Supplied material:
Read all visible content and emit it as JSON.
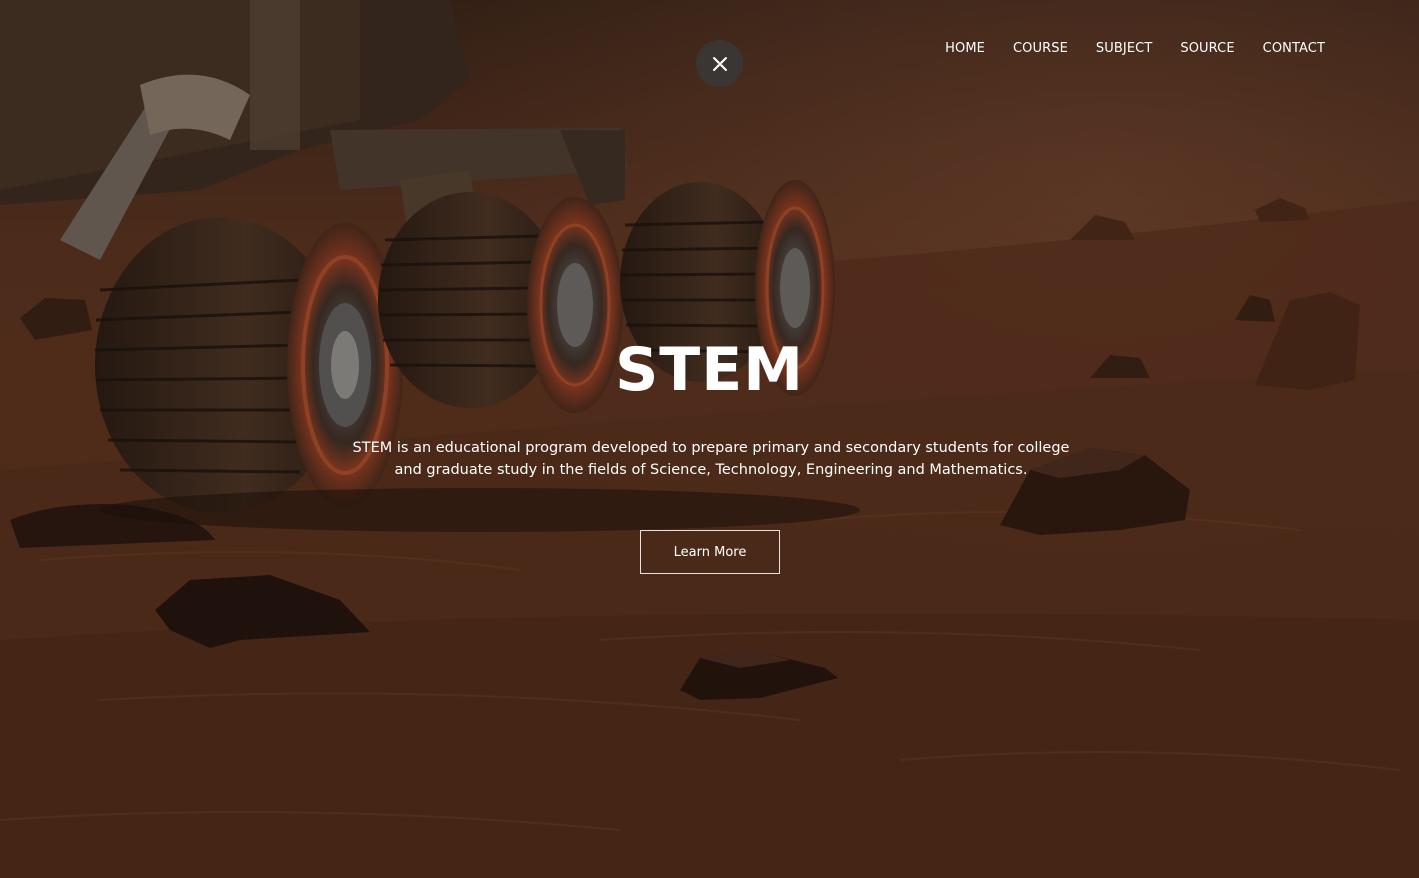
{
  "header": {
    "nav": [
      {
        "label": "HOME"
      },
      {
        "label": "COURSE"
      },
      {
        "label": "SUBJECT"
      },
      {
        "label": "SOURCE"
      },
      {
        "label": "CONTACT"
      }
    ],
    "close_icon": "close-icon"
  },
  "hero": {
    "title": "STEM",
    "description_line1": "STEM is an educational program developed to prepare primary and secondary students for college",
    "description_line2": "and graduate study in the fields of Science, Technology, Engineering and Mathematics.",
    "cta_label": "Learn More",
    "background_image": "mars-rover-terrain"
  },
  "colors": {
    "text": "#ffffff",
    "close_button_bg": "#3a3634",
    "cta_border": "#e8e2de",
    "terrain_dark": "#3b2215",
    "terrain_mid": "#6a3a22"
  }
}
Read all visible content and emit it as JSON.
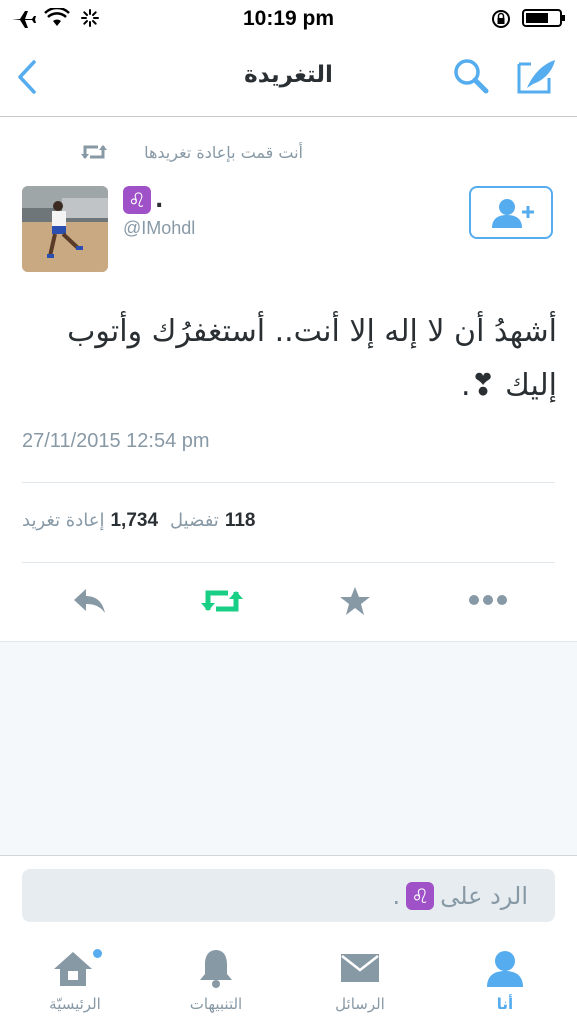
{
  "status_bar": {
    "time": "10:19 pm"
  },
  "nav": {
    "title": "التغريدة"
  },
  "tweet": {
    "retweet_label": "أنت قمت بإعادة تغريدها",
    "name_suffix": ".",
    "zodiac_glyph": "♌",
    "handle": "@IMohdl",
    "text": "أشهدُ أن لا إله إلا أنت.. أستغفرُك وأتوب إليك ❣.",
    "timestamp": "27/11/2015 12:54 pm",
    "retweet_count": "1,734",
    "retweet_word": "إعادة تغريد",
    "like_count": "118",
    "like_word": "تفضيل"
  },
  "reply": {
    "placeholder": "الرد على",
    "trailing": "."
  },
  "tabs": [
    {
      "label": "الرئيسيّة"
    },
    {
      "label": "التنبيهات"
    },
    {
      "label": "الرسائل"
    },
    {
      "label": "أنا"
    }
  ],
  "colors": {
    "accent": "#55acee",
    "retweet_green": "#19cf86",
    "muted": "#8899a6"
  }
}
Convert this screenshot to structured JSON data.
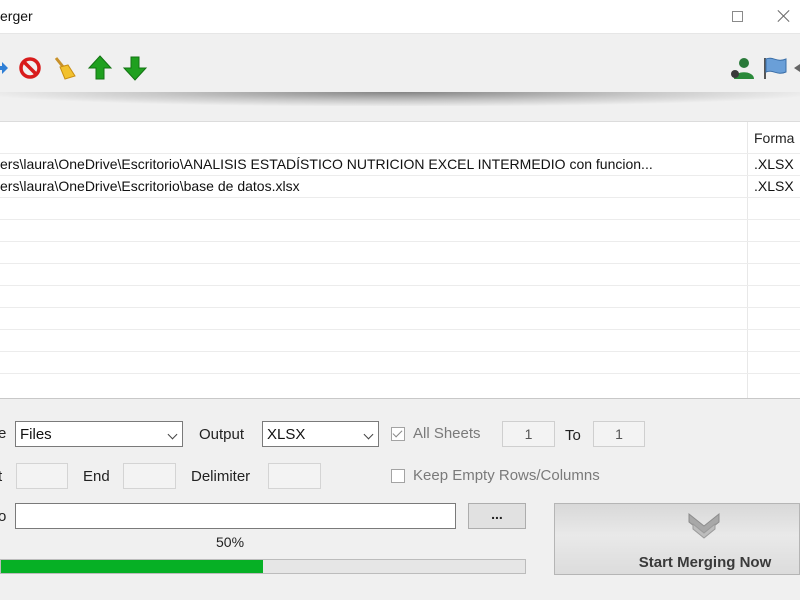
{
  "window": {
    "title": "erger"
  },
  "toolbar": {
    "icons": [
      "blue-arrow-icon",
      "remove-icon",
      "broom-icon",
      "move-up-icon",
      "move-down-icon",
      "user-icon",
      "flag-icon"
    ]
  },
  "file_list": {
    "column_header_format": "Forma",
    "rows": [
      {
        "path": "ers\\laura\\OneDrive\\Escritorio\\ANALISIS ESTADÍSTICO NUTRICION EXCEL INTERMEDIO con funcion...",
        "format": ".XLSX"
      },
      {
        "path": "ers\\laura\\OneDrive\\Escritorio\\base de datos.xlsx",
        "format": ".XLSX"
      }
    ]
  },
  "options": {
    "mode_label_fragment": "e",
    "mode_value": "Files",
    "output_label": "Output",
    "output_value": "XLSX",
    "all_sheets_label": "All Sheets",
    "all_sheets_checked": true,
    "sheet_from": "1",
    "to_label": "To",
    "sheet_to": "1",
    "start_label_fragment": "t",
    "end_label": "End",
    "delimiter_label": "Delimiter",
    "keep_empty_label": "Keep Empty Rows/Columns",
    "keep_empty_checked": false,
    "save_to_label_fragment": "o",
    "browse_label": "..."
  },
  "progress": {
    "text": "50%",
    "value_percent": 50
  },
  "start_button": {
    "label": "Start Merging Now",
    "icon": "merge-arrows-icon"
  },
  "colors": {
    "progress_fill": "#06b025",
    "toolbar_arrow_green": "#1fa01f",
    "remove_red": "#d81c1c"
  }
}
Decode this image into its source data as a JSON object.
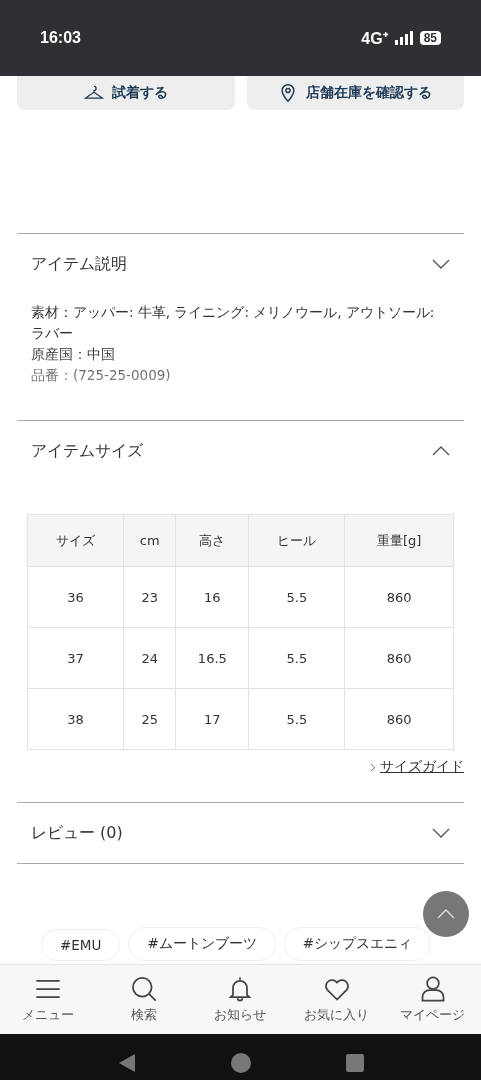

Stated problem:
Where a line above contains the word "data", copy that line.

Response to this exercise:
Convert this screenshot to structured JSON data.
Decode this image into its source data as a JSON object.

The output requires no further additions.